- **Input rows**
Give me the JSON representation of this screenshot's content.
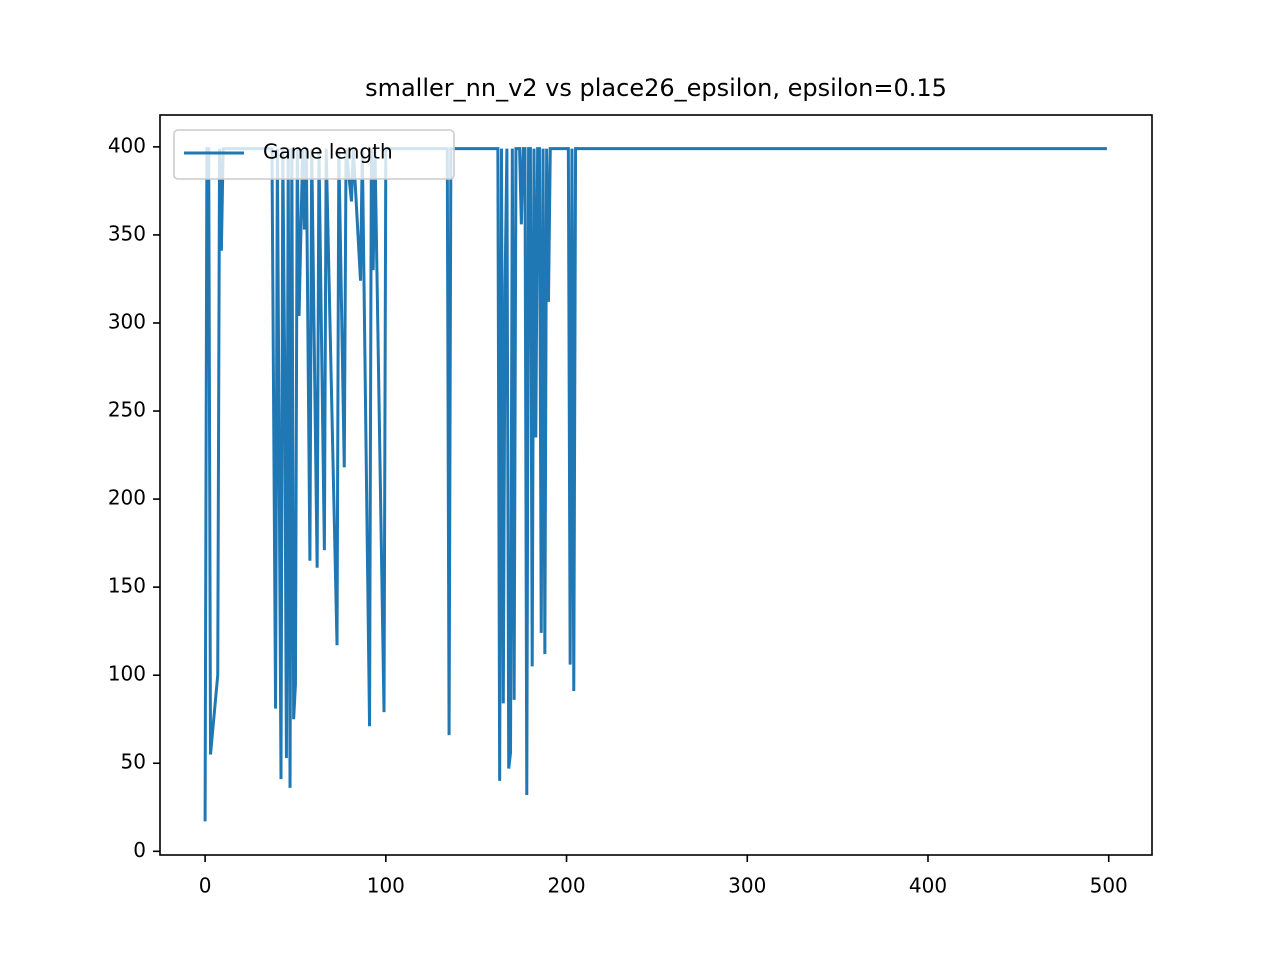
{
  "chart_data": {
    "type": "line",
    "title": "smaller_nn_v2 vs place26_epsilon, epsilon=0.15",
    "x": [
      0,
      1,
      2,
      3,
      7,
      8,
      9,
      10,
      37,
      39,
      40,
      42,
      43,
      44,
      45,
      46,
      47,
      48,
      49,
      50,
      51,
      52,
      54,
      55,
      56,
      58,
      59,
      62,
      63,
      66,
      67,
      73,
      74,
      77,
      78,
      81,
      82,
      86,
      87,
      91,
      92,
      93,
      94,
      99,
      100,
      134,
      135,
      136,
      162,
      163,
      164,
      165,
      166,
      167,
      168,
      169,
      170,
      171,
      172,
      174,
      175,
      176,
      177,
      178,
      179,
      180,
      181,
      182,
      183,
      184,
      185,
      186,
      187,
      188,
      189,
      190,
      191,
      201,
      202,
      203,
      204,
      205,
      499
    ],
    "series": [
      {
        "name": "Game length",
        "color": "#1f77b4",
        "values": [
          17,
          399,
          399,
          55,
          100,
          399,
          341,
          399,
          399,
          81,
          399,
          41,
          399,
          278,
          53,
          399,
          36,
          399,
          75,
          95,
          399,
          304,
          399,
          353,
          399,
          165,
          399,
          161,
          399,
          171,
          399,
          117,
          399,
          218,
          399,
          369,
          399,
          324,
          399,
          71,
          399,
          330,
          399,
          79,
          399,
          399,
          66,
          399,
          399,
          40,
          399,
          84,
          322,
          399,
          47,
          56,
          399,
          86,
          399,
          399,
          356,
          399,
          399,
          32,
          399,
          399,
          105,
          399,
          235,
          399,
          399,
          124,
          399,
          112,
          399,
          312,
          399,
          399,
          106,
          399,
          91,
          399,
          399
        ]
      }
    ],
    "xlim": [
      -24.95,
      523.95
    ],
    "ylim": [
      -2.1,
      418.1
    ],
    "xticks": [
      0,
      100,
      200,
      300,
      400,
      500
    ],
    "yticks": [
      0,
      50,
      100,
      150,
      200,
      250,
      300,
      350,
      400
    ],
    "legend": "upper left"
  }
}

- **What you will do**
Repeat the listing in full and exactly. Leave any pictures out.

- **Answer to the problem**
Give me the JSON representation of this screenshot's content.
{
  "chart_data": {
    "type": "line",
    "title": "smaller_nn_v2 vs place26_epsilon, epsilon=0.15",
    "x": [
      0,
      1,
      2,
      3,
      7,
      8,
      9,
      10,
      37,
      39,
      40,
      42,
      43,
      44,
      45,
      46,
      47,
      48,
      49,
      50,
      51,
      52,
      54,
      55,
      56,
      58,
      59,
      62,
      63,
      66,
      67,
      73,
      74,
      77,
      78,
      81,
      82,
      86,
      87,
      91,
      92,
      93,
      94,
      99,
      100,
      134,
      135,
      136,
      162,
      163,
      164,
      165,
      166,
      167,
      168,
      169,
      170,
      171,
      172,
      174,
      175,
      176,
      177,
      178,
      179,
      180,
      181,
      182,
      183,
      184,
      185,
      186,
      187,
      188,
      189,
      190,
      191,
      201,
      202,
      203,
      204,
      205,
      499
    ],
    "series": [
      {
        "name": "Game length",
        "color": "#1f77b4",
        "values": [
          17,
          399,
          399,
          55,
          100,
          399,
          341,
          399,
          399,
          81,
          399,
          41,
          399,
          278,
          53,
          399,
          36,
          399,
          75,
          95,
          399,
          304,
          399,
          353,
          399,
          165,
          399,
          161,
          399,
          171,
          399,
          117,
          399,
          218,
          399,
          369,
          399,
          324,
          399,
          71,
          399,
          330,
          399,
          79,
          399,
          399,
          66,
          399,
          399,
          40,
          399,
          84,
          322,
          399,
          47,
          56,
          399,
          86,
          399,
          399,
          356,
          399,
          399,
          32,
          399,
          399,
          105,
          399,
          235,
          399,
          399,
          124,
          399,
          112,
          399,
          312,
          399,
          399,
          106,
          399,
          91,
          399,
          399
        ]
      }
    ],
    "xlim": [
      -24.95,
      523.95
    ],
    "ylim": [
      -2.1,
      418.1
    ],
    "xticks": [
      0,
      100,
      200,
      300,
      400,
      500
    ],
    "yticks": [
      0,
      50,
      100,
      150,
      200,
      250,
      300,
      350,
      400
    ],
    "legend": "upper left"
  }
}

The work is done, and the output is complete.